- [Task brief] Without the images, write out all of the following entries exactly.
──────── Source data ────────
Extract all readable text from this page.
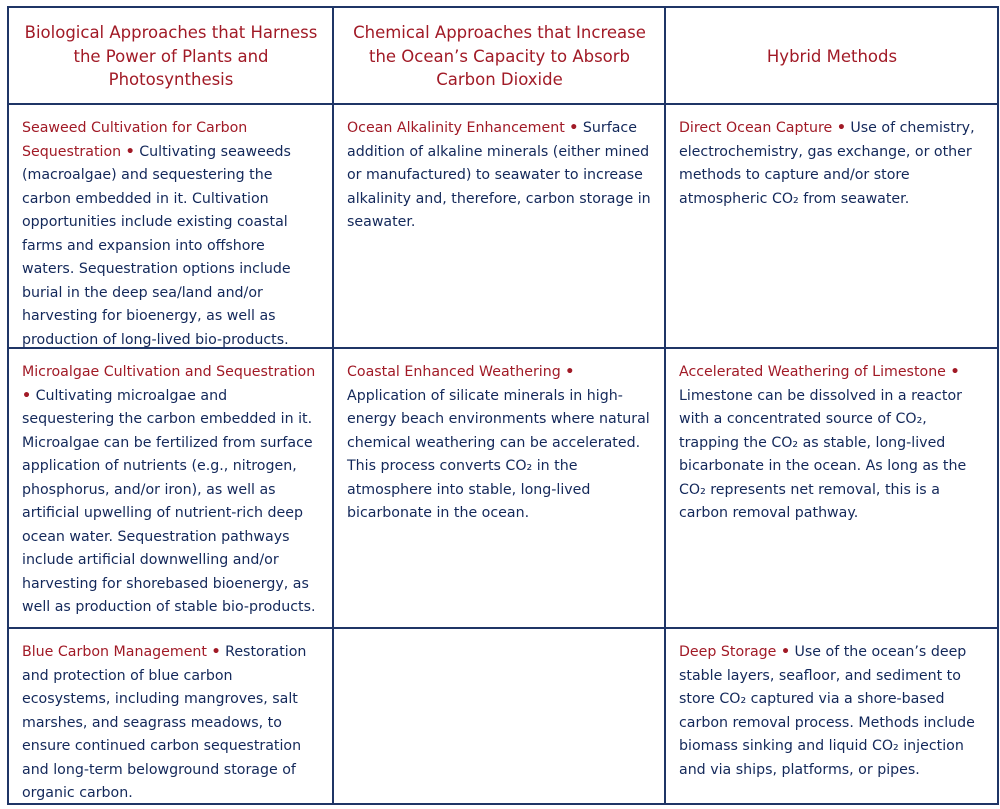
Biological Approaches that Harness the Power of Plants and Photosynthesis
Chemical Approaches that Increase the Ocean’s Capacity to Absorb Carbon Dioxide
Hybrid Methods
Seaweed Cultivation for Carbon Sequestration • Cultivating seaweeds (macroalgae) and sequestering the carbon embedded in it. Cultivation opportunities include existing coastal farms and expansion into offshore waters. Sequestration options include burial in the deep sea/land and/or harvesting for bioenergy, as well as production of long-lived bio-products.
Ocean Alkalinity Enhancement • Surface addition of alkaline minerals (either mined or manufactured) to seawater to increase alkalinity and, therefore, carbon storage in seawater.
Direct Ocean Capture • Use of chemistry, electrochemistry, gas exchange, or other methods to capture and/or store atmospheric CO₂ from seawater.
Microalgae Cultivation and Sequestration • Cultivating microalgae and sequestering the carbon embedded in it. Microalgae can be fertilized from surface application of nutrients (e.g., nitrogen, phosphorus, and/or iron), as well as artificial upwelling of nutrient-rich deep ocean water. Sequestration pathways include artificial downwelling and/or harvesting for shorebased bioenergy, as well as production of stable bio-products.
Coastal Enhanced Weathering • Application of silicate minerals in high-energy beach environments where natural chemical weathering can be accelerated. This process converts CO₂ in the atmosphere into stable, long-lived bicarbonate in the ocean.
Accelerated Weathering of Limestone • Limestone can be dissolved in a reactor with a concentrated source of CO₂, trapping the CO₂ as stable, long-lived bicarbonate in the ocean. As long as the CO₂ represents net removal, this is a carbon removal pathway.
Blue Carbon Management • Restoration and protection of blue carbon ecosystems, including mangroves, salt marshes, and seagrass meadows, to ensure continued carbon sequestration and long-term belowground storage of organic carbon.
Deep Storage • Use of the ocean’s deep stable layers, seafloor, and sediment to store CO₂ captured via a shore-based carbon removal process. Methods include biomass sinking and liquid CO₂ injection and via ships, platforms, or pipes.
────────
- [Solution to the exercise]
Extract all readable text from this page.
Biological Approaches that Harness the Power of Plants and Photosynthesis
Chemical Approaches that Increase the Ocean’s Capacity to Absorb Carbon Dioxide
Hybrid Methods
Seaweed Cultivation for Carbon Sequestration • Cultivating seaweeds (macroalgae) and sequestering the carbon embedded in it. Cultivation opportunities include existing coastal farms and expansion into offshore waters. Sequestration options include burial in the deep sea/land and/or harvesting for bioenergy, as well as production of long-lived bio-products.
Ocean Alkalinity Enhancement • Surface addition of alkaline minerals (either mined or manufactured) to seawater to increase alkalinity and, therefore, carbon storage in seawater.
Direct Ocean Capture • Use of chemistry, electrochemistry, gas exchange, or other methods to capture and/or store atmospheric CO₂ from seawater.
Microalgae Cultivation and Sequestration • Cultivating microalgae and sequestering the carbon embedded in it. Microalgae can be fertilized from surface application of nutrients (e.g., nitrogen, phosphorus, and/or iron), as well as artificial upwelling of nutrient-rich deep ocean water. Sequestration pathways include artificial downwelling and/or harvesting for shorebased bioenergy, as well as production of stable bio-products.
Coastal Enhanced Weathering • Application of silicate minerals in high-energy beach environments where natural chemical weathering can be accelerated. This process converts CO₂ in the atmosphere into stable, long-lived bicarbonate in the ocean.
Accelerated Weathering of Limestone • Limestone can be dissolved in a reactor with a concentrated source of CO₂, trapping the CO₂ as stable, long-lived bicarbonate in the ocean. As long as the CO₂ represents net removal, this is a carbon removal pathway.
Blue Carbon Management • Restoration and protection of blue carbon ecosystems, including mangroves, salt marshes, and seagrass meadows, to ensure continued carbon sequestration and long-term belowground storage of organic carbon.
Deep Storage • Use of the ocean’s deep stable layers, seafloor, and sediment to store CO₂ captured via a shore-based carbon removal process. Methods include biomass sinking and liquid CO₂ injection and via ships, platforms, or pipes.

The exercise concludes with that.